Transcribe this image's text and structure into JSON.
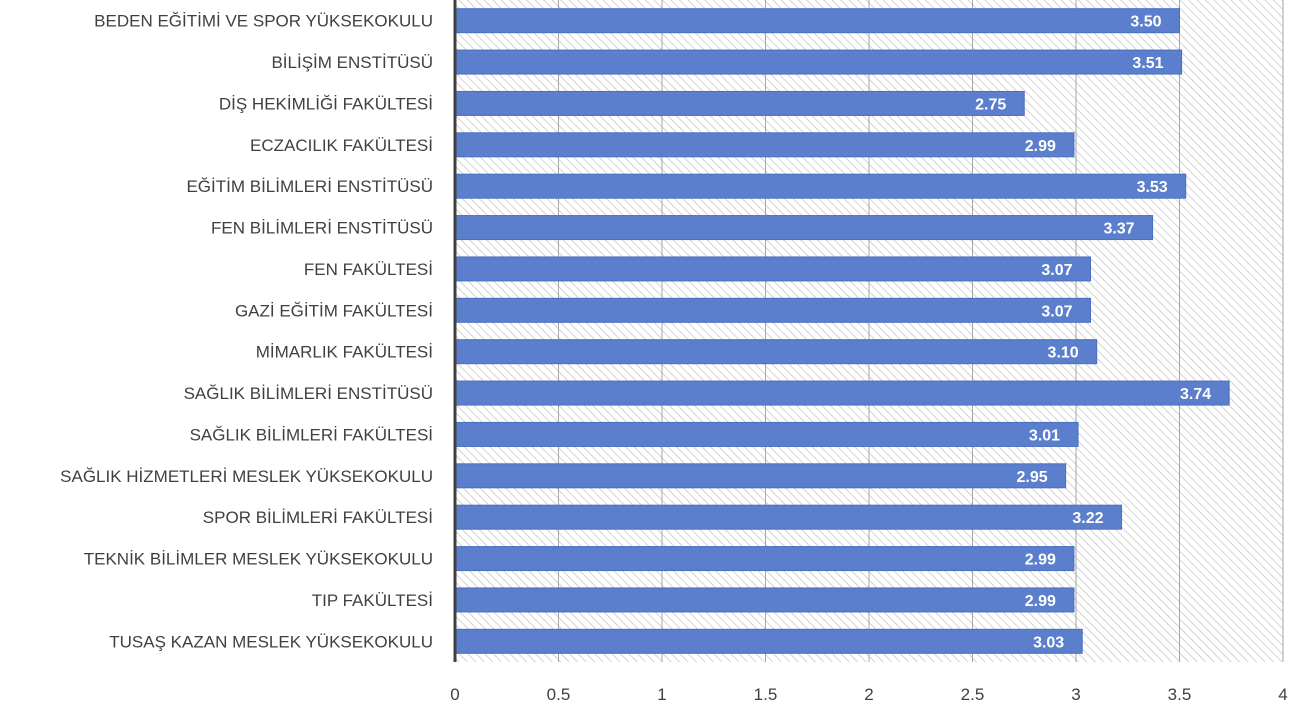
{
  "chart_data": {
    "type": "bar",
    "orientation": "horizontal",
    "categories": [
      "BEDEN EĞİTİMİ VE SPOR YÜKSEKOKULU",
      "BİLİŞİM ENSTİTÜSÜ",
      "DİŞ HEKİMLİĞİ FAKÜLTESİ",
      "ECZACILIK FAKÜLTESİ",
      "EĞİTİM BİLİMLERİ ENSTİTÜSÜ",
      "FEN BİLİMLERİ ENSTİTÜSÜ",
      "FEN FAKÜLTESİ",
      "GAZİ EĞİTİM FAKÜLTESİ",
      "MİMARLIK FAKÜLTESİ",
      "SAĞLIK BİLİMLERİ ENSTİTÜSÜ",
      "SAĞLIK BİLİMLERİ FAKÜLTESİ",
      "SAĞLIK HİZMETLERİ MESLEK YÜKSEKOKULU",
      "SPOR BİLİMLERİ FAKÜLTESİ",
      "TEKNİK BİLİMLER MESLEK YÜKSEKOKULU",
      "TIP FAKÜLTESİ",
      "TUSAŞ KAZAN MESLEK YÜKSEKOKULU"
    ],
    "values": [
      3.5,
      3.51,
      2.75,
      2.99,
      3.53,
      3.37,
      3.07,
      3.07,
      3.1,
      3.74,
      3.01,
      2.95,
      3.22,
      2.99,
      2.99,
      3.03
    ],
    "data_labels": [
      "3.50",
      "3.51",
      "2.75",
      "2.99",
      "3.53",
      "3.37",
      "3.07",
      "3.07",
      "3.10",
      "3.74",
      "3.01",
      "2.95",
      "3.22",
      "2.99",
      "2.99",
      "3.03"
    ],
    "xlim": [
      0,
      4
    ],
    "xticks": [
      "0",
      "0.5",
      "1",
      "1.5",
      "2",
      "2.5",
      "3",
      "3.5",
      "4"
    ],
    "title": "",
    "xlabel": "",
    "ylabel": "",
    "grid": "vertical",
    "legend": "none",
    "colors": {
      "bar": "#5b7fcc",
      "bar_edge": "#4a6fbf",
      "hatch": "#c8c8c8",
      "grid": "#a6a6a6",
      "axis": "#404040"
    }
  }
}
--------------------
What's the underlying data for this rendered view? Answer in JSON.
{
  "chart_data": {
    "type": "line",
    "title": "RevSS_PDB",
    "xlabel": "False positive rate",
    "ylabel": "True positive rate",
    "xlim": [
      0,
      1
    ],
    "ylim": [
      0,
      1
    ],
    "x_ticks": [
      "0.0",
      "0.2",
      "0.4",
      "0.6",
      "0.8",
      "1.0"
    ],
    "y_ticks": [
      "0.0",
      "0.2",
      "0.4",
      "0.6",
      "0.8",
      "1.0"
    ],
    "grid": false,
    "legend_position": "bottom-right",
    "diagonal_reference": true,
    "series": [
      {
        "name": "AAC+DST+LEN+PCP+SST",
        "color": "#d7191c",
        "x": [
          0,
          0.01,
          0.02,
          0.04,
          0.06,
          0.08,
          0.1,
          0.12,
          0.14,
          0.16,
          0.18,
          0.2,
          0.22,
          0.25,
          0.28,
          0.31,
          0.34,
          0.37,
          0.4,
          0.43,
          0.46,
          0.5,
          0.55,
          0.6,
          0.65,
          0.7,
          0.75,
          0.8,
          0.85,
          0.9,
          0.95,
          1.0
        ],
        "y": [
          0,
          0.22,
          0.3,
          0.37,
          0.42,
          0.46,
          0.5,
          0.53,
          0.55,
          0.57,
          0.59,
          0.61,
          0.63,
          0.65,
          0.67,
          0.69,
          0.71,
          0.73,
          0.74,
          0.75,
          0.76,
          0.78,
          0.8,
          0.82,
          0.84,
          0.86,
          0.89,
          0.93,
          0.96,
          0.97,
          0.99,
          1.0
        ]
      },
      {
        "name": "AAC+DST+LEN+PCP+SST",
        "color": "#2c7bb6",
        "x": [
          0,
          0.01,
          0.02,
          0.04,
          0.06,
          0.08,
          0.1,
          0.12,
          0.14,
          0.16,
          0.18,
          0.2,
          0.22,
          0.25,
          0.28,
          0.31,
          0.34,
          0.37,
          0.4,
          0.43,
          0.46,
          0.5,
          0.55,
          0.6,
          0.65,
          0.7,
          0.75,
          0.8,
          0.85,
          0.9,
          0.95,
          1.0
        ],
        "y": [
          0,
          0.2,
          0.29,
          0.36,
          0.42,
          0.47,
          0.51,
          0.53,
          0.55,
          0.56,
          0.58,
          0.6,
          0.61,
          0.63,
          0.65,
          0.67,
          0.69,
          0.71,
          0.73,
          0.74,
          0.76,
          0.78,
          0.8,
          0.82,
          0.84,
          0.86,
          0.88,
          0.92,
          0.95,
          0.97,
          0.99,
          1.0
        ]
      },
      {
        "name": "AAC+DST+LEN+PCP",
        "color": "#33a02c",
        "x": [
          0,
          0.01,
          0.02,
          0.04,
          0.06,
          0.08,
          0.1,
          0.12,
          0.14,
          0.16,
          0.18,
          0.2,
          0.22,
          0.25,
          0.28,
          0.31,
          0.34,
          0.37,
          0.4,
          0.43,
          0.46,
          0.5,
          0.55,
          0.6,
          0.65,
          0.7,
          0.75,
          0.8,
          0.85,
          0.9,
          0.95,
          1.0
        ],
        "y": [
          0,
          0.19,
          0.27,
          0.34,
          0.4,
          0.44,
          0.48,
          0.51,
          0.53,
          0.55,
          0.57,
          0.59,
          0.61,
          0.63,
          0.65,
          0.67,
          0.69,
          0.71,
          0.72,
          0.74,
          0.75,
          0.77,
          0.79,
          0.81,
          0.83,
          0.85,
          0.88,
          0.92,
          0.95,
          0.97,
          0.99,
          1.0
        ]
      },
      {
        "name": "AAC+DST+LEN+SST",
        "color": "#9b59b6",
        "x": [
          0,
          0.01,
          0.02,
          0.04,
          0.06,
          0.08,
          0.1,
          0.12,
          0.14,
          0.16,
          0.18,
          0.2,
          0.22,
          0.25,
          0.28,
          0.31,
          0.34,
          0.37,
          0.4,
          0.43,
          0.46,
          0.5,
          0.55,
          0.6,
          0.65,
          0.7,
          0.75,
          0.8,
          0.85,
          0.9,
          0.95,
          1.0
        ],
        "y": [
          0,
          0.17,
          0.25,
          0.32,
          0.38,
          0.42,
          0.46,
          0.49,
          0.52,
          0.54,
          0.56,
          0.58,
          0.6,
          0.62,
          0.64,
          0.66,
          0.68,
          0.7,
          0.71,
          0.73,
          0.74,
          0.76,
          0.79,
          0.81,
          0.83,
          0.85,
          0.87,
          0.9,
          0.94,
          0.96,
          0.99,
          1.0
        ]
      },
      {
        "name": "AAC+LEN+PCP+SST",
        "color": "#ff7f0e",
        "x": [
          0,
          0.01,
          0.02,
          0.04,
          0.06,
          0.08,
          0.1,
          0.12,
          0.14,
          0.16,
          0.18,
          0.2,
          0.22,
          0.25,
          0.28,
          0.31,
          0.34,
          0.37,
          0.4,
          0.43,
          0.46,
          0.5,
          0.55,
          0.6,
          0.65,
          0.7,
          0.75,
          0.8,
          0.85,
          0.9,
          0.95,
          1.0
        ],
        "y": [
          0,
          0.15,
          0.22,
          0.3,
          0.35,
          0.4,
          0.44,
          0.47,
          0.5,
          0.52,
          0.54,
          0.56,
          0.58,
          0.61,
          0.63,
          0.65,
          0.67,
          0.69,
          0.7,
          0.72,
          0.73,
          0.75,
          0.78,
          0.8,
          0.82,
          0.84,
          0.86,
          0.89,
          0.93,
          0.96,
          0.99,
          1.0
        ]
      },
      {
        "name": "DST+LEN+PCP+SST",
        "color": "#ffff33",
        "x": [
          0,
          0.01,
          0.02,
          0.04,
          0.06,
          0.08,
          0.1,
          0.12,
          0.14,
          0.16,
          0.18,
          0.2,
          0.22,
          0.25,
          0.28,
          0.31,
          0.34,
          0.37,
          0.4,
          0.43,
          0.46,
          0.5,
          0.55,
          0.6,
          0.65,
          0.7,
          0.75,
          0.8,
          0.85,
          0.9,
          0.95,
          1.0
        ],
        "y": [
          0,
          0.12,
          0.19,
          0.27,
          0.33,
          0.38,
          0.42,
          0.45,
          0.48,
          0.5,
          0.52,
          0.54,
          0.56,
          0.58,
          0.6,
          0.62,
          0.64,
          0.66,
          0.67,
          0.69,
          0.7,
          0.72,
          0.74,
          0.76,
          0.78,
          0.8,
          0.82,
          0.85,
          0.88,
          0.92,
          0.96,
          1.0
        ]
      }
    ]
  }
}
--------------------
* [EXERCISE DESCRIPTION]: Show every line of the records above that contains the word "FAKÜLTESİ".

* [REPLY]:
      "DİŞ HEKİMLİĞİ FAKÜLTESİ",
      "ECZACILIK FAKÜLTESİ",
      "FEN FAKÜLTESİ",
      "GAZİ EĞİTİM FAKÜLTESİ",
      "MİMARLIK FAKÜLTESİ",
      "SAĞLIK BİLİMLERİ FAKÜLTESİ",
      "SPOR BİLİMLERİ FAKÜLTESİ",
      "TIP FAKÜLTESİ",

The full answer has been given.